Il y avait un grand nombre de véhicules pour ce rallye que les organisateurs qualifient de «satisfaisant».

Les défenseurs des consommateurs dénoncent

 

Un système qui ne fonctionne pas. C’est Jayen Chellum qui le dit. L’infatigable secrétaire général de l’Association des consommateurs de l’île Maurice (ACIM) estime qu’il y a un manque de transparence au niveau du Price Stabilisation Account (PSA). D’ailleurs, la State Trading Corporation avait justifié la hausse initiale du prix de l’essence, par le biais d’un communiqué, ainsi : le prix du baril de pétrole en hausse et le PSA en déficit.

 

Le système de contrôle des prix ne permettrait pas de répercuter les baisses des prix de l'essence : «Le baril de pétrole se vend autour de $90 sur le marché mondial, mais ici, on applique le prix de l’année dernière, soit $114. C’est une augmentation injustifiée. On continue à mettre la main à la poche des consommateurs de manière éhontée.» Pour lui, ces hausses sont des décisions politiques : «Un amendement à la loi stipule qu’aussi longtemps que la caisse du PSA ne sera pas renflouée, il n’y aura pas de baisse du prix des carburants !»

* [Exercices à faire]
a. D'après le texte sur le prix de l'essence, quel poste Jayen Chellum occupe-t-il ?
b. Mettez à jour le passage du texte sur le prix de l'essence qui commence par les mots contenant « Un système qui » et se termine par « PSA en déficit. », en remplaçant « secrétaire général » par « président ».
Servez-vous seulement du texte sur le prix de l'essence.

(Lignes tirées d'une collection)
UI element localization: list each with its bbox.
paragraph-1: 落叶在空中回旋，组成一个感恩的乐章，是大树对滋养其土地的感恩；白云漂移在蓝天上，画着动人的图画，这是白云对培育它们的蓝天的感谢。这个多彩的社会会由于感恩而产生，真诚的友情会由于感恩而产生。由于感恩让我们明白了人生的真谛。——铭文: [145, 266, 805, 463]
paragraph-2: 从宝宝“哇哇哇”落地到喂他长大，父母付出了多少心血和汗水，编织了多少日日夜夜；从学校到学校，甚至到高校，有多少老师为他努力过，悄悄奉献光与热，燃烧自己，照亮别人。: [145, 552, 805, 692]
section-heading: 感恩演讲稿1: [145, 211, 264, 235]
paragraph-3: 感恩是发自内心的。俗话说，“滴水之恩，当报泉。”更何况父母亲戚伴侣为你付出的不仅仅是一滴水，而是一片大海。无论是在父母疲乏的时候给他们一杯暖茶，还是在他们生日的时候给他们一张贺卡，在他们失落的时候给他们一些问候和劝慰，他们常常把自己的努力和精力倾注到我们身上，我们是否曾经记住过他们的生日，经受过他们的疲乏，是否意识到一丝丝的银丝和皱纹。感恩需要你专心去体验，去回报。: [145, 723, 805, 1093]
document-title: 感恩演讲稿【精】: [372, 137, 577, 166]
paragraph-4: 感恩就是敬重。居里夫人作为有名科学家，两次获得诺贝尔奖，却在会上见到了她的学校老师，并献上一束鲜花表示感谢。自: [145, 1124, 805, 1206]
--
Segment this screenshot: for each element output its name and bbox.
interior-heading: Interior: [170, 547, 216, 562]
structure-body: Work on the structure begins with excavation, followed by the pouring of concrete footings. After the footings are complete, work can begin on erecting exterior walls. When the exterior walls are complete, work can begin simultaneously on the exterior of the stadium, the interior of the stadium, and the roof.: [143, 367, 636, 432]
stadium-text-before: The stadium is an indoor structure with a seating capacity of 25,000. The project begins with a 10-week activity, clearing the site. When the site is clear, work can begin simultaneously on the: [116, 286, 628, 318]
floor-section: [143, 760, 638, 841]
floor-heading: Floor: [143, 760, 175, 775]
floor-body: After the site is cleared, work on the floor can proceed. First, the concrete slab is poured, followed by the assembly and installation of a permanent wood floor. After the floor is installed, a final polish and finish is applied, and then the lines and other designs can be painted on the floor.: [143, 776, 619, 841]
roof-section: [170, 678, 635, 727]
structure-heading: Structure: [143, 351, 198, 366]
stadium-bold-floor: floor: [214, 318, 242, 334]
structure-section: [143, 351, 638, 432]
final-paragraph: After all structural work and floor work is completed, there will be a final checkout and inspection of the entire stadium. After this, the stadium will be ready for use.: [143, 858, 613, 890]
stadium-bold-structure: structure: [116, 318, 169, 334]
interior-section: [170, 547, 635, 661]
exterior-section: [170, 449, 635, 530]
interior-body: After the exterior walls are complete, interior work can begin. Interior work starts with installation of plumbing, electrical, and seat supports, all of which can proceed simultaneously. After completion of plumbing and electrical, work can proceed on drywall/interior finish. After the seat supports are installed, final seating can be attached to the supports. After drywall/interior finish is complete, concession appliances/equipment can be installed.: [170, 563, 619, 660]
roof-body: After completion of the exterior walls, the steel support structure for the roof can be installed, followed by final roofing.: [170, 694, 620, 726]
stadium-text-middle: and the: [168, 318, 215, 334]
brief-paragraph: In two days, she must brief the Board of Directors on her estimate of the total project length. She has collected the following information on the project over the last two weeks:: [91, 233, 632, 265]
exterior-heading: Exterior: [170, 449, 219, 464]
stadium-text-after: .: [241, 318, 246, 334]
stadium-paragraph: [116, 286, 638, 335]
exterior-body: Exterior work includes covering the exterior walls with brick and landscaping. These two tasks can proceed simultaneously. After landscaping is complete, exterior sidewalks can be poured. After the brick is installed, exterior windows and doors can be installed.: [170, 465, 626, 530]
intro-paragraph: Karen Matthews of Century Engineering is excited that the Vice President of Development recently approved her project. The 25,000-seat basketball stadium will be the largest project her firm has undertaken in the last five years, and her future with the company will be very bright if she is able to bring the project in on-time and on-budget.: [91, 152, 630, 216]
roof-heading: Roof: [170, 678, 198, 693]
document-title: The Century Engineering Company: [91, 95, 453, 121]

* [Réponses complètes]
a. Il est secrétaire général de l'Association des consommateurs de l'île Maurice (ACIM).

b.
Un système qui ne fonctionne pas. C’est Jayen Chellum qui le dit. L’infatigable président de l’Association des consommateurs de l’île Maurice (ACIM) estime qu’il y a un manque de transparence au niveau du Price Stabilisation Account (PSA). D’ailleurs, la State Trading Corporation avait justifié la hausse initiale du prix de l’essence, par le biais d’un communiqué, ainsi : le prix du baril de pétrole en hausse et le PSA en déficit.